#### SOURCE
2001-02-09 Thread Robert J. MacG. Dawson



Eric Bohlman wrote:

> 
> You might also want to touch on operationalism (W. Edwards Deming's
> writings would be good introductions).  The Florida election would be a
> good example to use: to an operationalist, it's completely meaningless to
> talk about the True Vote without reference to how the vote is counted, and
> it would be nonsense to compare counting methods based on how close they
> get to the "true" totals.

*Would* that be a good example (unless one were trying to attack
operationalism?)  An election seems to me like an excellent example of a
situation in which there *is* a reality in there somewhere even if you
cannot get to it - the intention of the voter. The true total is what
you would get if every legally eligible voter was able to vote and
permitted to double-check the counting of their own vote. A good
counting system is one that gives a result close to this. If
operationalism says this is nonsense, then operationalism is an ass.

A faireer application of operationalism might be the system up to the
point where the vote is cast; there is a very real question about what
the "true" popular will is when some people choose not to vote.

#### DATASET EXCERPT
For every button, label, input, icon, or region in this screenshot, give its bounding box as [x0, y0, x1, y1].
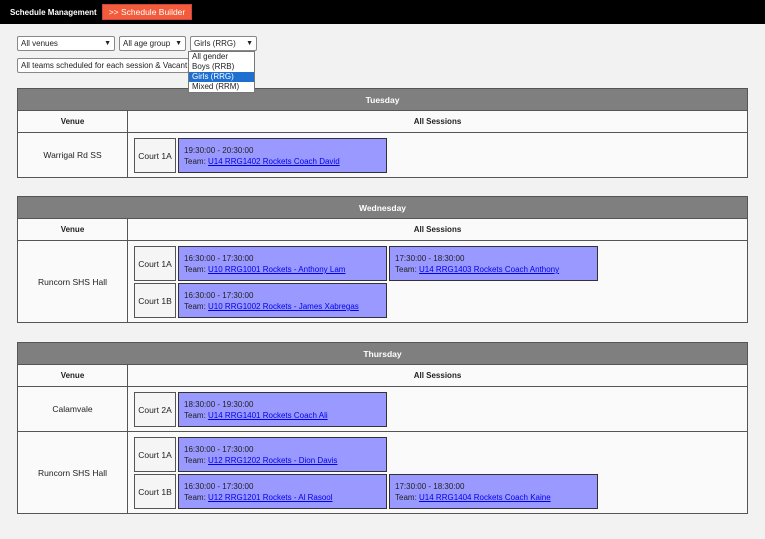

#### TASK INSTRUCTIONS
1. Condense the paragraph of the post on operationalism that begins "*Would* that be a good example" into a bulleted list that keeps its main points.
2. Resume the post on operationalism after its last sentence and write one more paragraph in the same voice.

#### EXERCISE RESPONSES
1.
- The writer questions whether the Florida election is a good example, unless the aim is to attack operationalism.
- An election has a reality behind it even if it cannot be reached: the intention of the voter.
- The true total is the result if every legally eligible voter could vote and double-check the counting of their own vote.
- A good counting system gives a result close to that total.
- If operationalism calls this nonsense, then operationalism is an ass.

2.
Obviously, penalizing nonvoters (as I believe Australia still does) or
offering rides to the polling station changes things one way; hassling
voters, having few polling stations, or having byzantine requirements
for potentially eligible voters to be permitted to vote changes things
in the other way.  (While the Florida decision to permit the Republicans
to correct technically invalid applications for overseas ballots was
illegal, one can see the point of including voters - what was truly
reprehensible was that the Democrats were not permitted to make similar
corrections.) However, it is probably true that there is no
"platinum-iridium standard" for how to handle the potential voter who
does not care enough to vote.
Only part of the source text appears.